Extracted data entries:
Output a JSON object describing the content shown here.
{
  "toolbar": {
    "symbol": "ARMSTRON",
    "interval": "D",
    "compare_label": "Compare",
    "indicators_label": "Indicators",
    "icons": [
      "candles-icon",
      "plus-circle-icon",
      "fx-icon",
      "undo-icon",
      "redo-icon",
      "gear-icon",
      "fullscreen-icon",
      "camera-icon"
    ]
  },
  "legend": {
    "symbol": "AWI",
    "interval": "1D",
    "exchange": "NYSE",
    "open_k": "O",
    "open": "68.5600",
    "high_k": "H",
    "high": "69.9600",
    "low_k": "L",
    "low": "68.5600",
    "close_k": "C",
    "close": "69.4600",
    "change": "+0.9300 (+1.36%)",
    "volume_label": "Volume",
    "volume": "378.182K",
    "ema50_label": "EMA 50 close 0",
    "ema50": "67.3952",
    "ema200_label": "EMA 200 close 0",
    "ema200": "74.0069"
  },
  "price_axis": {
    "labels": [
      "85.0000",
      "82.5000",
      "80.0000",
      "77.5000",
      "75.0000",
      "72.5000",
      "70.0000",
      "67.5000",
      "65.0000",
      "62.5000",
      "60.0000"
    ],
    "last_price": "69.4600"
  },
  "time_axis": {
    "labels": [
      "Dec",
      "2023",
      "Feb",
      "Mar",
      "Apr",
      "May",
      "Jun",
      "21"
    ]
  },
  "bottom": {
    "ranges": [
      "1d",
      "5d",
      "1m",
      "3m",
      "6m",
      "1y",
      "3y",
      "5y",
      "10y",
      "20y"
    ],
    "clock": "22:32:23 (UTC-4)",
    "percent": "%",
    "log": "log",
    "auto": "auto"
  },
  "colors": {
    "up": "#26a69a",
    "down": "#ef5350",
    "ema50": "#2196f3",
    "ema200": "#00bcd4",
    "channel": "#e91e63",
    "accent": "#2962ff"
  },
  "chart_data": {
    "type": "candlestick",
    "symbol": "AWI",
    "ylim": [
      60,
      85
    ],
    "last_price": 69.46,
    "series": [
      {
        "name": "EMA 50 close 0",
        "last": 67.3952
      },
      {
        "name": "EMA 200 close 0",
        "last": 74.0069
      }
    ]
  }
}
==
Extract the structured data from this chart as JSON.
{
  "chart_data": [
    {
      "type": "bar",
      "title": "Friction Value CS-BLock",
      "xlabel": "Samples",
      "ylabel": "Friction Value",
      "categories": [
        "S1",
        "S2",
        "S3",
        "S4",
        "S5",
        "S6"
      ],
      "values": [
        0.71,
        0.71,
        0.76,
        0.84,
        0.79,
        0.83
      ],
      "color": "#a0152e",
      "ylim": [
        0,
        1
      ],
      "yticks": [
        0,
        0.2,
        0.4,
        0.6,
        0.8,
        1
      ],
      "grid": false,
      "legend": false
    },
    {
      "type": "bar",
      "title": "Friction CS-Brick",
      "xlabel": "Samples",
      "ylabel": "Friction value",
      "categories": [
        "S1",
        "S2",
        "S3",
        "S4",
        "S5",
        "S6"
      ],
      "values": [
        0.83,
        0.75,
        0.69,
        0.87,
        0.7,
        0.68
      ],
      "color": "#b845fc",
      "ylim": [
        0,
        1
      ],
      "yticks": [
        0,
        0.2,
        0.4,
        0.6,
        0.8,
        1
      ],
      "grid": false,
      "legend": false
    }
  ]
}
---
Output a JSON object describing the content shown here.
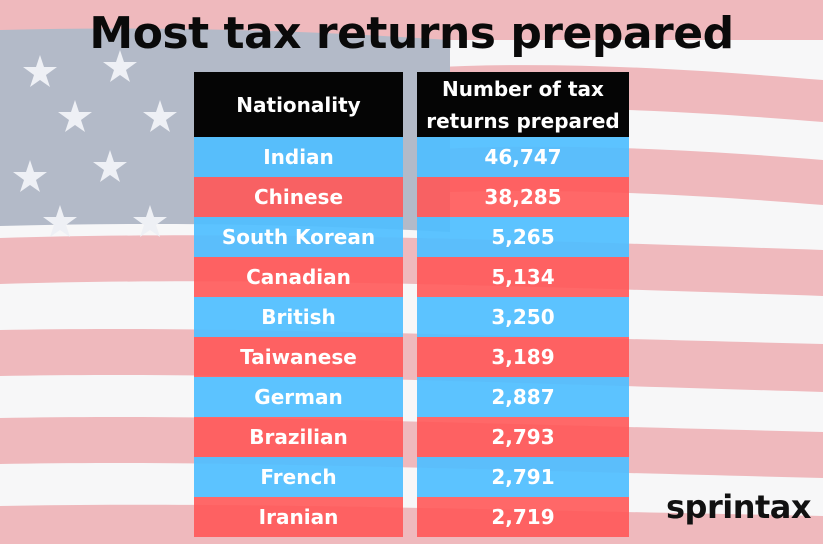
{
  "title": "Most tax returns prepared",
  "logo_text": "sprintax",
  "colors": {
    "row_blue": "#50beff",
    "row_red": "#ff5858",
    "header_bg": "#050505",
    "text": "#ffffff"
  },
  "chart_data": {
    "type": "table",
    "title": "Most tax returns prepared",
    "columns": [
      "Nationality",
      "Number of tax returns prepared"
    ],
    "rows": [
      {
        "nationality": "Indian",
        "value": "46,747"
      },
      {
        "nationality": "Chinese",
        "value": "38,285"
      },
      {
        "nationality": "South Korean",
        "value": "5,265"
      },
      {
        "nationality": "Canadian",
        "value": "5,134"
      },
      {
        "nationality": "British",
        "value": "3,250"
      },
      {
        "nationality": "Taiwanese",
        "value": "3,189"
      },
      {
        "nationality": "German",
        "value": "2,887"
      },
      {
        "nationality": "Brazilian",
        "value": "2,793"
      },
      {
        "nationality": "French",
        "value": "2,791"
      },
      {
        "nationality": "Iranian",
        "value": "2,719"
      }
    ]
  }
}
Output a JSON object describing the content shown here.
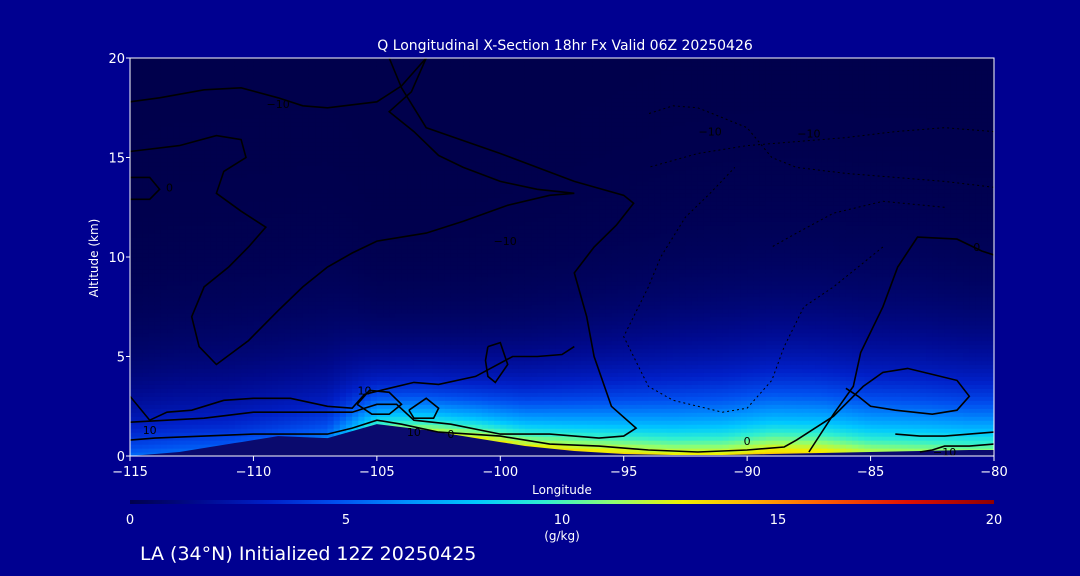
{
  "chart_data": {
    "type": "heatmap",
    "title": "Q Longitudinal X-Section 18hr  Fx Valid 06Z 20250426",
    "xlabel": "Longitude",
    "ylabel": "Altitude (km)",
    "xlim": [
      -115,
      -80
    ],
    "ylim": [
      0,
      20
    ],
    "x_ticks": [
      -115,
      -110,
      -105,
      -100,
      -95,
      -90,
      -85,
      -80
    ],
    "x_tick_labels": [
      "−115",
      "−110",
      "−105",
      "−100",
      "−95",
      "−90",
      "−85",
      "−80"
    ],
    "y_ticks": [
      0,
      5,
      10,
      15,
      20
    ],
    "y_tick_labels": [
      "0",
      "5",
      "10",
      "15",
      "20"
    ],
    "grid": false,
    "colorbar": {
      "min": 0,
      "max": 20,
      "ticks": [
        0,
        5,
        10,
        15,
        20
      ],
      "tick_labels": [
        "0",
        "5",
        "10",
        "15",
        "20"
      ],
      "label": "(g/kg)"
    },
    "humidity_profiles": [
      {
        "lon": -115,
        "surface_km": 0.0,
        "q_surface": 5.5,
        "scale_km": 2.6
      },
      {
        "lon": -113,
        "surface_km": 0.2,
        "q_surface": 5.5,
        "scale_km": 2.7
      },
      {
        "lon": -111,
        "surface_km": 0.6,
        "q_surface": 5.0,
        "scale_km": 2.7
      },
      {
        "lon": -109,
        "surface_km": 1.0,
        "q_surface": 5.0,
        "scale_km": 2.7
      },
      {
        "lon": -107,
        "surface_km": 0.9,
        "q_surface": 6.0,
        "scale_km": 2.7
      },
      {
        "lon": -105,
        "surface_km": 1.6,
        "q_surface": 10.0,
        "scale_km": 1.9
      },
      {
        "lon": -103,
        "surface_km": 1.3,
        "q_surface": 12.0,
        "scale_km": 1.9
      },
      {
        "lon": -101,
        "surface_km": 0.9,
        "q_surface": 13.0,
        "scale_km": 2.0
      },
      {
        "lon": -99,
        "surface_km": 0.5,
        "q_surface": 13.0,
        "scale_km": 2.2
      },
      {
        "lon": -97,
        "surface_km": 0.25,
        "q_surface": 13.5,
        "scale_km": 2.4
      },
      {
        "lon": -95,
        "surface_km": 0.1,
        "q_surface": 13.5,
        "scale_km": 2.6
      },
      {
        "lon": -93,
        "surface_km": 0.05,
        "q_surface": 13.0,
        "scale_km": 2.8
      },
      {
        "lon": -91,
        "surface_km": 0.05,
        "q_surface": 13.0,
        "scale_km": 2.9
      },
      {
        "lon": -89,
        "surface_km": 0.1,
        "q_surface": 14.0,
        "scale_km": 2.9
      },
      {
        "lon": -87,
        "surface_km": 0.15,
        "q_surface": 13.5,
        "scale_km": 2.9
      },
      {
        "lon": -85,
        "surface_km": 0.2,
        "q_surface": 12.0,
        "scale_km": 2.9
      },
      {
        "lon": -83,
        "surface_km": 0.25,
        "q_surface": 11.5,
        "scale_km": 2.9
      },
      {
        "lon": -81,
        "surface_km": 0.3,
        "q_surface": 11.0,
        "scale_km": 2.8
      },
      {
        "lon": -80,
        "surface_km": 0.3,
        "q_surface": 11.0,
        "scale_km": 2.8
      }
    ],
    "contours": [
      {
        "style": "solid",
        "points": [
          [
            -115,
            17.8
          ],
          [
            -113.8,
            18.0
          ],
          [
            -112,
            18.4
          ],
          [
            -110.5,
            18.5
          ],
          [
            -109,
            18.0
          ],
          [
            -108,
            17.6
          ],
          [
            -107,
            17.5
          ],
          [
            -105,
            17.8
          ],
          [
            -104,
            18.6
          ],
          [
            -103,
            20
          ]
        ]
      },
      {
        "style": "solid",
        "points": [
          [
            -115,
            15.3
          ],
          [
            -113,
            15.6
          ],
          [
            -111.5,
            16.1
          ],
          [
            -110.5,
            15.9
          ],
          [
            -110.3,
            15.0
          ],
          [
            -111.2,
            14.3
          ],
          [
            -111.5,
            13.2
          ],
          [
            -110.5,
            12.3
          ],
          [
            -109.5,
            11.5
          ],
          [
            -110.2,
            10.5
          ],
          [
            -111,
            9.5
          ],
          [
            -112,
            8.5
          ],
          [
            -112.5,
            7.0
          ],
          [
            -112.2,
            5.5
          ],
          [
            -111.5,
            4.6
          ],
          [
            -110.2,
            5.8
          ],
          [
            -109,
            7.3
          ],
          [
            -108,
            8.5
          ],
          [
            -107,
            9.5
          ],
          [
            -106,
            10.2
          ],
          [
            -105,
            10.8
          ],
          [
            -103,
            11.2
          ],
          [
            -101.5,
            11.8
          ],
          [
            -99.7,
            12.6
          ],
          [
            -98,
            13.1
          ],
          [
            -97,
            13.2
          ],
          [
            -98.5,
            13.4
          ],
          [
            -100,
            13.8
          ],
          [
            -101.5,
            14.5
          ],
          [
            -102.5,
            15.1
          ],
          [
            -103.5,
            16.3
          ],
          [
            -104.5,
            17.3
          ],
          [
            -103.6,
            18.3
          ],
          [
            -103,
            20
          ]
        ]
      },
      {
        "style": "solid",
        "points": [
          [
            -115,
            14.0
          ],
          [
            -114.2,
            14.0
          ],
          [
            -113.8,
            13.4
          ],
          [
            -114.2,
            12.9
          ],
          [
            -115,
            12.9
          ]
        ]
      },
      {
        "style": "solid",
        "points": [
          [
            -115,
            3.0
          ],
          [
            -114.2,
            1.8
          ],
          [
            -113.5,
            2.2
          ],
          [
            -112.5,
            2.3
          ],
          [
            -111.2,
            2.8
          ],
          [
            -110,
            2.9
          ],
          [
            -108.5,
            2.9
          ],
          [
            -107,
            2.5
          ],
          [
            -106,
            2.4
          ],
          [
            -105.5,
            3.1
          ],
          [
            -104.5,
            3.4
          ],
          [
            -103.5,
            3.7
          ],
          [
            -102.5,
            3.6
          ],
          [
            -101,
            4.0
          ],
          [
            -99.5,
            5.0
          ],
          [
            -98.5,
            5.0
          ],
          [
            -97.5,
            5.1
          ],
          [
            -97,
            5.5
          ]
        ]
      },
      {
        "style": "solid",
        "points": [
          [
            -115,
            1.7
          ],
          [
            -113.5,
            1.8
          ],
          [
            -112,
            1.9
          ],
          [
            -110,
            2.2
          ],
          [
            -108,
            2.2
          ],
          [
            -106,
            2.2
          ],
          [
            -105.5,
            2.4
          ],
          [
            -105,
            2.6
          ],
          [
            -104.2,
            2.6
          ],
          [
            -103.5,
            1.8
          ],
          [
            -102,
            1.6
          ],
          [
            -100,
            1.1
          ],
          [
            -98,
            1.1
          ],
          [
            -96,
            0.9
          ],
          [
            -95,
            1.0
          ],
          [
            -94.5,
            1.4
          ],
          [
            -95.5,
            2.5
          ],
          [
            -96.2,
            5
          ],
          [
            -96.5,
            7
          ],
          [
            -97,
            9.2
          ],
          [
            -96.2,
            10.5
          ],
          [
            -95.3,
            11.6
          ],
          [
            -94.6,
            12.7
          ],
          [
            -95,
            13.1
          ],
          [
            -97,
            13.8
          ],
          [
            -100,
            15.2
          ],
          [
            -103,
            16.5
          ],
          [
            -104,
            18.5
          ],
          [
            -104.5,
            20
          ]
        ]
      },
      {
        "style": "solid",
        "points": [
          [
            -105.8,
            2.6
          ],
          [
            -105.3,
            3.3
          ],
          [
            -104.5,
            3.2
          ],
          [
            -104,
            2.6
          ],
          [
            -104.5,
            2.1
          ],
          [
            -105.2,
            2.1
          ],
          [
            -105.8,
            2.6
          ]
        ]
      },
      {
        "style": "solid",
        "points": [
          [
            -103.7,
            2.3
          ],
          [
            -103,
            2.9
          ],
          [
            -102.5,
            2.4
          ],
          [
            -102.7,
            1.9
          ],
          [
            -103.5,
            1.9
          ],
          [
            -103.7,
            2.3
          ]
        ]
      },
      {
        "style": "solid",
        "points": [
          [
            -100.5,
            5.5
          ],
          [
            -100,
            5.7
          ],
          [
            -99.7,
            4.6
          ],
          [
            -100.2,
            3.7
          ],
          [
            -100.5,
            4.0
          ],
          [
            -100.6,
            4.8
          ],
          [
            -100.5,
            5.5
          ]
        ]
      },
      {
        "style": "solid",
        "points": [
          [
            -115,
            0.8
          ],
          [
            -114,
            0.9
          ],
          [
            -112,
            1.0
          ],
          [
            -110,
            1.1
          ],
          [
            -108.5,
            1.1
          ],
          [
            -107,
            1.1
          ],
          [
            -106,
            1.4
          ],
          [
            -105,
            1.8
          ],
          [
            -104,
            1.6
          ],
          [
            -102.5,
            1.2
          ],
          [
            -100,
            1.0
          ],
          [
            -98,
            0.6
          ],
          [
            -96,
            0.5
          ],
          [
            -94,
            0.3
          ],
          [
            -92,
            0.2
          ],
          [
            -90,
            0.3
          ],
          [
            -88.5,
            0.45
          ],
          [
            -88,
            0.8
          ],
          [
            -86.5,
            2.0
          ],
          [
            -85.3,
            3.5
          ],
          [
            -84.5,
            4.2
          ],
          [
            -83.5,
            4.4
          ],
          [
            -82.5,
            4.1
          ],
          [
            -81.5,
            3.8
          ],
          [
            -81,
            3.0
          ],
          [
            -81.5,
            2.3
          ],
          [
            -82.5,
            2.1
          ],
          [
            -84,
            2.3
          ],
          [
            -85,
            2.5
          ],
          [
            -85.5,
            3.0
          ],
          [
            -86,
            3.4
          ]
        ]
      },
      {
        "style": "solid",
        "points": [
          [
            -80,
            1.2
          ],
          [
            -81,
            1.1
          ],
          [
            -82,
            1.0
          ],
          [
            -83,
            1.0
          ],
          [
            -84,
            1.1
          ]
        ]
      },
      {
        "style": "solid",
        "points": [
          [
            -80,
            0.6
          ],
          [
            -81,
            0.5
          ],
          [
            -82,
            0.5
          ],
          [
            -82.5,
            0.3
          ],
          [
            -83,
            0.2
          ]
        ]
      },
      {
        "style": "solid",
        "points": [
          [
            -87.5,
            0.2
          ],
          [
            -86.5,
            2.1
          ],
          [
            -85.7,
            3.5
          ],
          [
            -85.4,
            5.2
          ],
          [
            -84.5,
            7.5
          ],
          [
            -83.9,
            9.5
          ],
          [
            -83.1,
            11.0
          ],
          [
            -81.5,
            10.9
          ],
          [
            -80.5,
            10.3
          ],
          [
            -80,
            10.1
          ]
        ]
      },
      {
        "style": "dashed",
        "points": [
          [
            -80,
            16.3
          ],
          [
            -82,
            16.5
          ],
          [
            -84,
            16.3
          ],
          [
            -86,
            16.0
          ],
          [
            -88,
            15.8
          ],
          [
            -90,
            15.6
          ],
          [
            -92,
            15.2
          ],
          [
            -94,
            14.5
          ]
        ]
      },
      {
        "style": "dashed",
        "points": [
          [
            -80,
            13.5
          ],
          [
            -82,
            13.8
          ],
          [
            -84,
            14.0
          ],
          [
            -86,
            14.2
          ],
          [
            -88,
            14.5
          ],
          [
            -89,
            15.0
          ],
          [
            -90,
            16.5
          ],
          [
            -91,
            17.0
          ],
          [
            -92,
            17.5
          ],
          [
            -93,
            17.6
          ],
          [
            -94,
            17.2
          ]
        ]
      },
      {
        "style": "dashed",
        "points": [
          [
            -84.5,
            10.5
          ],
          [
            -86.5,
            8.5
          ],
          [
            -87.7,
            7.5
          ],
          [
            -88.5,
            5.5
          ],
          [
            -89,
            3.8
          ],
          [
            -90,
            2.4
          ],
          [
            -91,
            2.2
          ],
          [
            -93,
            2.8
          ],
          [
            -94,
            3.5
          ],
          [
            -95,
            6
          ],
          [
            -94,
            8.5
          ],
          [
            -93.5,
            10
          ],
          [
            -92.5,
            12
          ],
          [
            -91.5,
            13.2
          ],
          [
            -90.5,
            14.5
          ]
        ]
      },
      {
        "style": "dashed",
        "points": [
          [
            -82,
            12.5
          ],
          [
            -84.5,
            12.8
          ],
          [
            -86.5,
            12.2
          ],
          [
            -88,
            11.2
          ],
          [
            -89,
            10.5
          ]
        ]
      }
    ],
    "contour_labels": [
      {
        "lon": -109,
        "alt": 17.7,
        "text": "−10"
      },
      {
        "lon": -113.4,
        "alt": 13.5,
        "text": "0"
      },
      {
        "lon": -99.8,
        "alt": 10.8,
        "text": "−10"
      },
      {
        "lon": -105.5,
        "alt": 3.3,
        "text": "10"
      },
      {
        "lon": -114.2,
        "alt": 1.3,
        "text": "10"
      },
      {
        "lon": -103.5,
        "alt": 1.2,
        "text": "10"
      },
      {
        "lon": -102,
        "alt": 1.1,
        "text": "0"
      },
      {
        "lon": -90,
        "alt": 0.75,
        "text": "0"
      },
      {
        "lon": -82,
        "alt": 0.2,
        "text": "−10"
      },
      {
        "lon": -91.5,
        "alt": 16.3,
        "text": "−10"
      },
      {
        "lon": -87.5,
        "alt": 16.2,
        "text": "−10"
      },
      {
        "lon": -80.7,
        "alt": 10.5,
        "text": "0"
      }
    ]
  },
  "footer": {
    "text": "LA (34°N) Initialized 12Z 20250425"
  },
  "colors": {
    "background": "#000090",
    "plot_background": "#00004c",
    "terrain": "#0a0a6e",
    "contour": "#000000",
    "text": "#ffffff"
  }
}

■ **WORK TO DO**
Copy every line of the entries above in which "title" occurs.

■ **FULL OUTPUT**
      "title": "Friction Value CS-BLock",
      "title": "Friction CS-Brick",
  "title": "Most tax returns prepared",
    "title": "Most tax returns prepared",
    "title": "Q Longitudinal X-Section 18hr  Fx Valid 06Z 20250426",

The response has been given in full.